▶ 課題内容
茶についての文章から、茶をつまむ箸に書き込んだ銘を話し言葉の現代語に訳した文をすべて抜き出してください。

---------- 文書の一節

心に滞っているのを溶かし、のどにふさがっているのを消す。短期的な利益は確かに素晴らしい。だが、体力を弱らせ精力を減らしてしまい、生涯における害はまことに大きい。
茶の効力より害悪のほうが大きく、茶災というべきである、と。
がははは。
わしはこれを読んで大笑いした。
釈滞消壅、清苦之益実多、瘠気耗精、情欲之害大。貽害則不謂茶殃。
心に滞っているのを溶かし、のどに塞がっているのを消す。清く苦いお茶の益は実に多い。一方、体力を弱らせ精力を減らすのは、エッチの心の害があまりに大きいではないか。自ら害を及ぼすのを茶の災いと言えるだろうか。
ああ、これは己に緩く他人に厳しい議論である。
そこで、わしは茶をつまむ箸に銘を書き込んだ。
我老無朋、朝夕唯汝。
我老いて朋無く、朝夕ただ汝のみ。
わしは老いて一人暮らし、朝も夕もおまえさんだけ。
世間清苦、誰能及子。
世間の清苦、誰かよく子に及ばん。
この世の清々しい苦味(欲のない苦労人)はおまえさんが一番じゃ。
逐日子飯、不弁幾ショウ(釒に重)。
逐日子を飯し、幾ショウなるを弁ぜず。
「一ショウ」は古代の大壺の容量で、50リットル弱。
毎日お前さんをつまんで、今まで何十壺になったやら。

--------------------
---------- 提供データ

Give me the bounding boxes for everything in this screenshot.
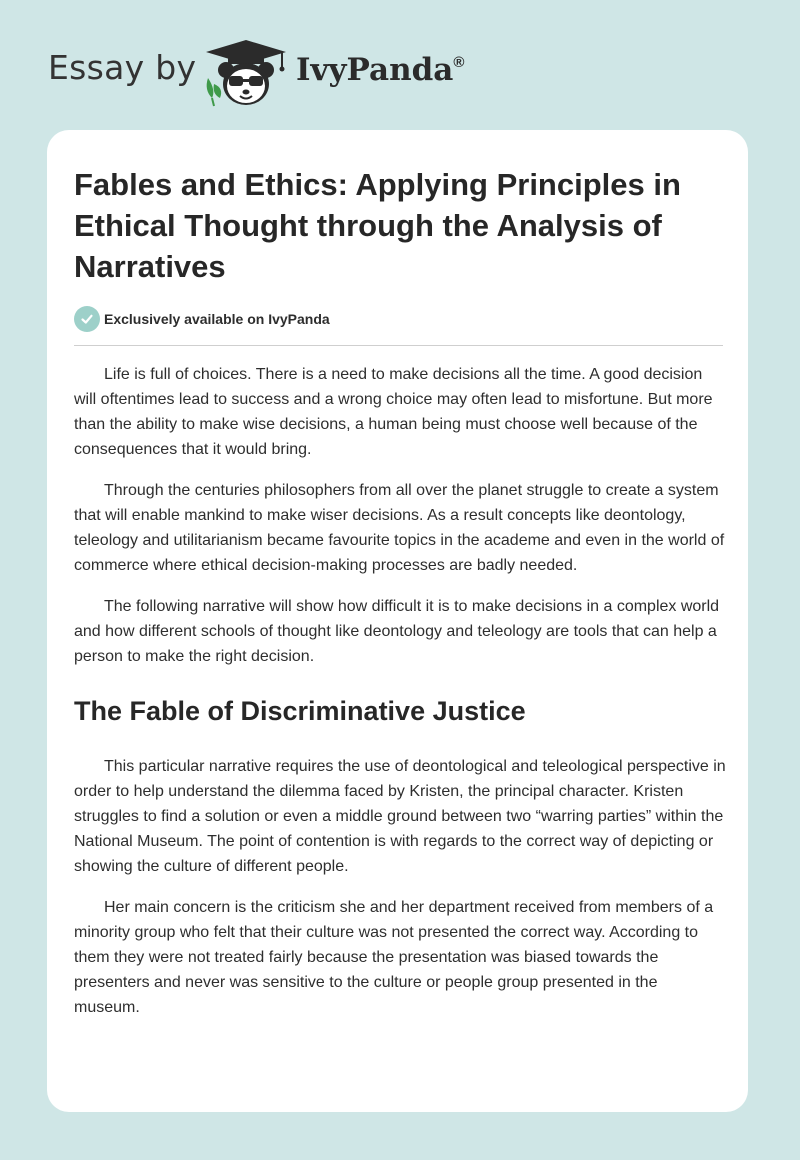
brand-text: IvyPanda: [296, 52, 454, 88]
badge-label: Exclusively available on IvyPanda: [104, 311, 330, 327]
paragraph: The following narrative will show how difficult it is to make decisions in a complex world and how different schools of thought like deontology and teleology are tools that can help a person to make the right decision.: [74, 598, 720, 665]
site-header: [0, 0, 800, 130]
registered-mark: ®: [453, 53, 465, 71]
panda-graduate-logo-icon[interactable]: [202, 38, 290, 108]
paragraph: Life is full of choices. There is a need to make decisions all the time. A good decision will oftentimes lead to success and a wrong choice may often lead to misfortune. But more than the ability to make wise decisions, a human being must choose well because of the consequences that it would bring.: [74, 366, 713, 458]
paragraph: This particular narrative requires the use of deontological and teleological perspective in order to help understand the dilemma faced by Kristen, the principal character. Kristen struggles to find a solution or even a middle ground between two “warring parties” within the National Museum. The point of contention is with regards to the correct way of depicting or showing the culture of different people.: [74, 758, 726, 875]
brand-name[interactable]: [296, 52, 464, 88]
essay-card: [47, 130, 748, 1112]
paragraph: Through the centuries philosophers from all over the planet struggle to create a system that will enable mankind to make wiser decisions. As a result concepts like deontology, teleology and utilitarianism became favourite topics in the academe and even in the world of commerce where ethical decision-making processes are badly needed.: [74, 482, 725, 574]
exclusive-badge: [74, 306, 330, 332]
paragraph: Her main concern is the criticism she and her department received from members of a minority group who felt that their culture was not presented the correct way. According to them they were not treated fairly because the presentation was biased towards the presenters and never was sensitive to the culture or people group presented in the museum.: [74, 899, 714, 1016]
essay-by-label: Essay by: [48, 48, 197, 87]
title-divider: [74, 345, 723, 346]
essay-body: [74, 362, 726, 1036]
check-circle-icon: [74, 306, 100, 332]
essay-title: Fables and Ethics: Applying Principles in Ethical Thought through the Analysis of Narratives: [74, 167, 681, 284]
section-heading: The Fable of Discriminative Justice: [74, 696, 526, 726]
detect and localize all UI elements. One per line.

--------------------

▶ この課題の解答
わしは老いて一人暮らし、朝も夕もおまえさんだけ。
この世の清々しい苦味(欲のない苦労人)はおまえさんが一番じゃ。
毎日お前さんをつまんで、今まで何十壺になったやら。